Write out all the material exactly. Leave nothing out.

**GIVEN RECORDS**:
+++++
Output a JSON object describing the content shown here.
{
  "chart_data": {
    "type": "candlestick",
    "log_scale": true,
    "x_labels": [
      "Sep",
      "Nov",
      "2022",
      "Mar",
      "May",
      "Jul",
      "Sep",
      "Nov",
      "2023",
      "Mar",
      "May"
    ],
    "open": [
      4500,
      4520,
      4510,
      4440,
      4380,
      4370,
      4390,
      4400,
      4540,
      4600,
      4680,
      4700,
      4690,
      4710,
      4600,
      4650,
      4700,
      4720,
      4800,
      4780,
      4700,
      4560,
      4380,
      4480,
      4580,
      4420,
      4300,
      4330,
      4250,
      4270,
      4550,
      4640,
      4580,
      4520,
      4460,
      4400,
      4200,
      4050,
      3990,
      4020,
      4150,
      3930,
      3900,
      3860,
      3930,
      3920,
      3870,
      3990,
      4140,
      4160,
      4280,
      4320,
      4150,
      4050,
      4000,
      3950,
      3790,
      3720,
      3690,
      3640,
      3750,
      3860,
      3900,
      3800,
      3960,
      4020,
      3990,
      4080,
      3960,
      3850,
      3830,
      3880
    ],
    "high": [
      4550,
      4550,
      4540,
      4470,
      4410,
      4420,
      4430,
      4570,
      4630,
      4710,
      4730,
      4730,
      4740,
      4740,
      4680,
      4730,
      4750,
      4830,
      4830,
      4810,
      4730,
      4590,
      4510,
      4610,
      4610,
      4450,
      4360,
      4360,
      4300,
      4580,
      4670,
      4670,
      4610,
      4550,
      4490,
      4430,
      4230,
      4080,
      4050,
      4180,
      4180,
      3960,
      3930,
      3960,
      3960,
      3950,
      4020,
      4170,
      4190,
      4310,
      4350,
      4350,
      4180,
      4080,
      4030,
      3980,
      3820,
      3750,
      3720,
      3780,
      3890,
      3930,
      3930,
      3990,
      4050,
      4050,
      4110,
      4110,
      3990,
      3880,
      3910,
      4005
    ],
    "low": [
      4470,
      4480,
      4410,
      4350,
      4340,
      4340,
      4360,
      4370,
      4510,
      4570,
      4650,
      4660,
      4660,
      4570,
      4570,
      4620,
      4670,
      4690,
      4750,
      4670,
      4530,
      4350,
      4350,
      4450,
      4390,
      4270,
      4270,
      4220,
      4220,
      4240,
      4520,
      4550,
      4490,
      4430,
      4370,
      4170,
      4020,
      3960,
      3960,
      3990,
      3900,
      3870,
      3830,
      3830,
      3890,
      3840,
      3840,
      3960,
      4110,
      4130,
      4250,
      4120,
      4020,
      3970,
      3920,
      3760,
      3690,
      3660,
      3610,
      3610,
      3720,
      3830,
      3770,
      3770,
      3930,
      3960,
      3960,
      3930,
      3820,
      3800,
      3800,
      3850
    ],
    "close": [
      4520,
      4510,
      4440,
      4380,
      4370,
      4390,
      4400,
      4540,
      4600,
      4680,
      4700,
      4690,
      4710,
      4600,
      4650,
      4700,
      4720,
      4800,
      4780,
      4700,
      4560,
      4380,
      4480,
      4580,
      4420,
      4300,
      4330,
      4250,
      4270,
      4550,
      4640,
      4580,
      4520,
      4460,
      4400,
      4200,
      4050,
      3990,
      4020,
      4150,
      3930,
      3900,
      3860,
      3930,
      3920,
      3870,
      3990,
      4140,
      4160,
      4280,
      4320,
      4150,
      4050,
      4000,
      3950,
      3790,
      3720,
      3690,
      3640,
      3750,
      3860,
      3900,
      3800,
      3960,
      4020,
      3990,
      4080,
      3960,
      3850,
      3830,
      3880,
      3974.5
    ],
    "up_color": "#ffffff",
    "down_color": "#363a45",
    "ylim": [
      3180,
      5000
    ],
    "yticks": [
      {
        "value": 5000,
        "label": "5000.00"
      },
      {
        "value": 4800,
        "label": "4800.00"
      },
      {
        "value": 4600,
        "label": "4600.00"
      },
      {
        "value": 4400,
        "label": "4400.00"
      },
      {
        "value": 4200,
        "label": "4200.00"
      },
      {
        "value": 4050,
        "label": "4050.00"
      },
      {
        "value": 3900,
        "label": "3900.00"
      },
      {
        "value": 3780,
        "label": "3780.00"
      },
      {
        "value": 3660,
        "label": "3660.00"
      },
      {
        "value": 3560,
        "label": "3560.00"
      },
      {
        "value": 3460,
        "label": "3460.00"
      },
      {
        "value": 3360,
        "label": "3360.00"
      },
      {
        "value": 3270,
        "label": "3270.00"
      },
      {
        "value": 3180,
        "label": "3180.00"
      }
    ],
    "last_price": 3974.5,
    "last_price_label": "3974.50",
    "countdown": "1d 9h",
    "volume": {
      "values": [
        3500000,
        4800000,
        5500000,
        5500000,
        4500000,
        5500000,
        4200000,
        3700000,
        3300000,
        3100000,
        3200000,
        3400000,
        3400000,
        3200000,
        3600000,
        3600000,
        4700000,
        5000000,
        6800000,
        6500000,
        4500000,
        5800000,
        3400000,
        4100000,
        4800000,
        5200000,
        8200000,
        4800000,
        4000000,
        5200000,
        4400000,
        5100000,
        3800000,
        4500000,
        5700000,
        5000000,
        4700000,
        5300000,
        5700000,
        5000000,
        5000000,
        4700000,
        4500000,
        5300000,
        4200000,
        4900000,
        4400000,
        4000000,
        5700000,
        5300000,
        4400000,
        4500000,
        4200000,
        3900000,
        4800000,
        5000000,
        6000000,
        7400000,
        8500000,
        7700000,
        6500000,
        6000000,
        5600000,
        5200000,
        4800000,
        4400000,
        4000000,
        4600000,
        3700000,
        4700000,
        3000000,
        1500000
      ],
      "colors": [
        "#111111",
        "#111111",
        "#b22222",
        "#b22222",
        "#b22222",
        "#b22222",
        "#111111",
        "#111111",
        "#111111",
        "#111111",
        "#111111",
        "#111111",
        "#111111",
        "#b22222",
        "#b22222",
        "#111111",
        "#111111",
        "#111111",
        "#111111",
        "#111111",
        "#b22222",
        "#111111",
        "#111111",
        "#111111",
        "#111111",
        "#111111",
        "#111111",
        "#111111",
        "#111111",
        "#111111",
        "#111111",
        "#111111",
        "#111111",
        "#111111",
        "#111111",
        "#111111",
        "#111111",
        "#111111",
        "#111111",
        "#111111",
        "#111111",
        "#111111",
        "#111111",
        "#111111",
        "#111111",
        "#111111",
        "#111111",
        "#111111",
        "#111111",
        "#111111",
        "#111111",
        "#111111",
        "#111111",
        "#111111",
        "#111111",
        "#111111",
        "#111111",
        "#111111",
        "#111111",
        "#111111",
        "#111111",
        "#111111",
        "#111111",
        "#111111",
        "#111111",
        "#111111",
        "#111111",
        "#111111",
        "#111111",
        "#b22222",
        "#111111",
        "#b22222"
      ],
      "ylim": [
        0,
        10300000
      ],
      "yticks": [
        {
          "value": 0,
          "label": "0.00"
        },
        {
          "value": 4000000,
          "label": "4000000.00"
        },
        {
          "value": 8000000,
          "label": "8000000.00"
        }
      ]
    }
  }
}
+++++
**WRITTEN ANSWER**:
Output a JSON object describing the content shown here.
{
  "chart_data": {
    "type": "candlestick",
    "log_scale": true,
    "x_labels": [
      "Sep",
      "Nov",
      "2022",
      "Mar",
      "May",
      "Jul",
      "Sep",
      "Nov",
      "2023",
      "Mar",
      "May"
    ],
    "open": [
      4500,
      4520,
      4510,
      4440,
      4380,
      4370,
      4390,
      4400,
      4540,
      4600,
      4680,
      4700,
      4690,
      4710,
      4600,
      4650,
      4700,
      4720,
      4800,
      4780,
      4700,
      4560,
      4380,
      4480,
      4580,
      4420,
      4300,
      4330,
      4250,
      4270,
      4550,
      4640,
      4580,
      4520,
      4460,
      4400,
      4200,
      4050,
      3990,
      4020,
      4150,
      3930,
      3900,
      3860,
      3930,
      3920,
      3870,
      3990,
      4140,
      4160,
      4280,
      4320,
      4150,
      4050,
      4000,
      3950,
      3790,
      3720,
      3690,
      3640,
      3750,
      3860,
      3900,
      3800,
      3960,
      4020,
      3990,
      4080,
      3960,
      3850,
      3830,
      3880
    ],
    "high": [
      4550,
      4550,
      4540,
      4470,
      4410,
      4420,
      4430,
      4570,
      4630,
      4710,
      4730,
      4730,
      4740,
      4740,
      4680,
      4730,
      4750,
      4830,
      4830,
      4810,
      4730,
      4590,
      4510,
      4610,
      4610,
      4450,
      4360,
      4360,
      4300,
      4580,
      4670,
      4670,
      4610,
      4550,
      4490,
      4430,
      4230,
      4080,
      4050,
      4180,
      4180,
      3960,
      3930,
      3960,
      3960,
      3950,
      4020,
      4170,
      4190,
      4310,
      4350,
      4350,
      4180,
      4080,
      4030,
      3980,
      3820,
      3750,
      3720,
      3780,
      3890,
      3930,
      3930,
      3990,
      4050,
      4050,
      4110,
      4110,
      3990,
      3880,
      3910,
      4005
    ],
    "low": [
      4470,
      4480,
      4410,
      4350,
      4340,
      4340,
      4360,
      4370,
      4510,
      4570,
      4650,
      4660,
      4660,
      4570,
      4570,
      4620,
      4670,
      4690,
      4750,
      4670,
      4530,
      4350,
      4350,
      4450,
      4390,
      4270,
      4270,
      4220,
      4220,
      4240,
      4520,
      4550,
      4490,
      4430,
      4370,
      4170,
      4020,
      3960,
      3960,
      3990,
      3900,
      3870,
      3830,
      3830,
      3890,
      3840,
      3840,
      3960,
      4110,
      4130,
      4250,
      4120,
      4020,
      3970,
      3920,
      3760,
      3690,
      3660,
      3610,
      3610,
      3720,
      3830,
      3770,
      3770,
      3930,
      3960,
      3960,
      3930,
      3820,
      3800,
      3800,
      3850
    ],
    "close": [
      4520,
      4510,
      4440,
      4380,
      4370,
      4390,
      4400,
      4540,
      4600,
      4680,
      4700,
      4690,
      4710,
      4600,
      4650,
      4700,
      4720,
      4800,
      4780,
      4700,
      4560,
      4380,
      4480,
      4580,
      4420,
      4300,
      4330,
      4250,
      4270,
      4550,
      4640,
      4580,
      4520,
      4460,
      4400,
      4200,
      4050,
      3990,
      4020,
      4150,
      3930,
      3900,
      3860,
      3930,
      3920,
      3870,
      3990,
      4140,
      4160,
      4280,
      4320,
      4150,
      4050,
      4000,
      3950,
      3790,
      3720,
      3690,
      3640,
      3750,
      3860,
      3900,
      3800,
      3960,
      4020,
      3990,
      4080,
      3960,
      3850,
      3830,
      3880,
      3974.5
    ],
    "up_color": "#ffffff",
    "down_color": "#363a45",
    "ylim": [
      3180,
      5000
    ],
    "yticks": [
      {
        "value": 5000,
        "label": "5000.00"
      },
      {
        "value": 4800,
        "label": "4800.00"
      },
      {
        "value": 4600,
        "label": "4600.00"
      },
      {
        "value": 4400,
        "label": "4400.00"
      },
      {
        "value": 4200,
        "label": "4200.00"
      },
      {
        "value": 4050,
        "label": "4050.00"
      },
      {
        "value": 3900,
        "label": "3900.00"
      },
      {
        "value": 3780,
        "label": "3780.00"
      },
      {
        "value": 3660,
        "label": "3660.00"
      },
      {
        "value": 3560,
        "label": "3560.00"
      },
      {
        "value": 3460,
        "label": "3460.00"
      },
      {
        "value": 3360,
        "label": "3360.00"
      },
      {
        "value": 3270,
        "label": "3270.00"
      },
      {
        "value": 3180,
        "label": "3180.00"
      }
    ],
    "last_price": 3974.5,
    "last_price_label": "3974.50",
    "countdown": "1d 9h",
    "volume": {
      "values": [
        3500000,
        4800000,
        5500000,
        5500000,
        4500000,
        5500000,
        4200000,
        3700000,
        3300000,
        3100000,
        3200000,
        3400000,
        3400000,
        3200000,
        3600000,
        3600000,
        4700000,
        5000000,
        6800000,
        6500000,
        4500000,
        5800000,
        3400000,
        4100000,
        4800000,
        5200000,
        8200000,
        4800000,
        4000000,
        5200000,
        4400000,
        5100000,
        3800000,
        4500000,
        5700000,
        5000000,
        4700000,
        5300000,
        5700000,
        5000000,
        5000000,
        4700000,
        4500000,
        5300000,
        4200000,
        4900000,
        4400000,
        4000000,
        5700000,
        5300000,
        4400000,
        4500000,
        4200000,
        3900000,
        4800000,
        5000000,
        6000000,
        7400000,
        8500000,
        7700000,
        6500000,
        6000000,
        5600000,
        5200000,
        4800000,
        4400000,
        4000000,
        4600000,
        3700000,
        4700000,
        3000000,
        1500000
      ],
      "colors": [
        "#111111",
        "#111111",
        "#b22222",
        "#b22222",
        "#b22222",
        "#b22222",
        "#111111",
        "#111111",
        "#111111",
        "#111111",
        "#111111",
        "#111111",
        "#111111",
        "#b22222",
        "#b22222",
        "#111111",
        "#111111",
        "#111111",
        "#111111",
        "#111111",
        "#b22222",
        "#111111",
        "#111111",
        "#111111",
        "#111111",
        "#111111",
        "#111111",
        "#111111",
        "#111111",
        "#111111",
        "#111111",
        "#111111",
        "#111111",
        "#111111",
        "#111111",
        "#111111",
        "#111111",
        "#111111",
        "#111111",
        "#111111",
        "#111111",
        "#111111",
        "#111111",
        "#111111",
        "#111111",
        "#111111",
        "#111111",
        "#111111",
        "#111111",
        "#111111",
        "#111111",
        "#111111",
        "#111111",
        "#111111",
        "#111111",
        "#111111",
        "#111111",
        "#111111",
        "#111111",
        "#111111",
        "#111111",
        "#111111",
        "#111111",
        "#111111",
        "#111111",
        "#111111",
        "#111111",
        "#111111",
        "#111111",
        "#b22222",
        "#111111",
        "#b22222"
      ],
      "ylim": [
        0,
        10300000
      ],
      "yticks": [
        {
          "value": 0,
          "label": "0.00"
        },
        {
          "value": 4000000,
          "label": "4000000.00"
        },
        {
          "value": 8000000,
          "label": "8000000.00"
        }
      ]
    }
  }
}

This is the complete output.